** BEGIN Dataset records **
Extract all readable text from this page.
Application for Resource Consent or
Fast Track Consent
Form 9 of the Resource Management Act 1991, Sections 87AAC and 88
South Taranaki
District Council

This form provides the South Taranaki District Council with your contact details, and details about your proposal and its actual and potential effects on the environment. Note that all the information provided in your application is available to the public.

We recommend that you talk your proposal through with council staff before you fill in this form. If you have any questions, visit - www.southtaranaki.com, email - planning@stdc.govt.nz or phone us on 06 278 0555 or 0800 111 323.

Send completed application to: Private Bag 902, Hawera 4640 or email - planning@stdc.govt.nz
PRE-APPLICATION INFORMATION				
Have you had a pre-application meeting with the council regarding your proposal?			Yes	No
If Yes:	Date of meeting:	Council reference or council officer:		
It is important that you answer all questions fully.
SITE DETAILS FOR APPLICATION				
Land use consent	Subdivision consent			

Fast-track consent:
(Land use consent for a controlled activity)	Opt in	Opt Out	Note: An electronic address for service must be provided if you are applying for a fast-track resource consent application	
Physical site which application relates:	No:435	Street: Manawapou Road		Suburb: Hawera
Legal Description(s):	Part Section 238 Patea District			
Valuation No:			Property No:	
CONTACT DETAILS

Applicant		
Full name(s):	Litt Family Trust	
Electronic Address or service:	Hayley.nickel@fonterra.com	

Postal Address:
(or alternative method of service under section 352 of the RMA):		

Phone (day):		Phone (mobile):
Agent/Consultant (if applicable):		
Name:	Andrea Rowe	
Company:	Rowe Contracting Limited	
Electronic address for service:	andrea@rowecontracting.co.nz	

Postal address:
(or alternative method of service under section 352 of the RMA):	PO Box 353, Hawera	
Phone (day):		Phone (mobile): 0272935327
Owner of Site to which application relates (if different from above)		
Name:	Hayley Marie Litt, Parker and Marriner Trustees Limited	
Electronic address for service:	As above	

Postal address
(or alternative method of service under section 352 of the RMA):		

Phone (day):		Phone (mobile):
** END Dataset records **
■ What is asked: Determine how many lines of the listing above include the word "Limited", and report that number only.

■ Completed task: 2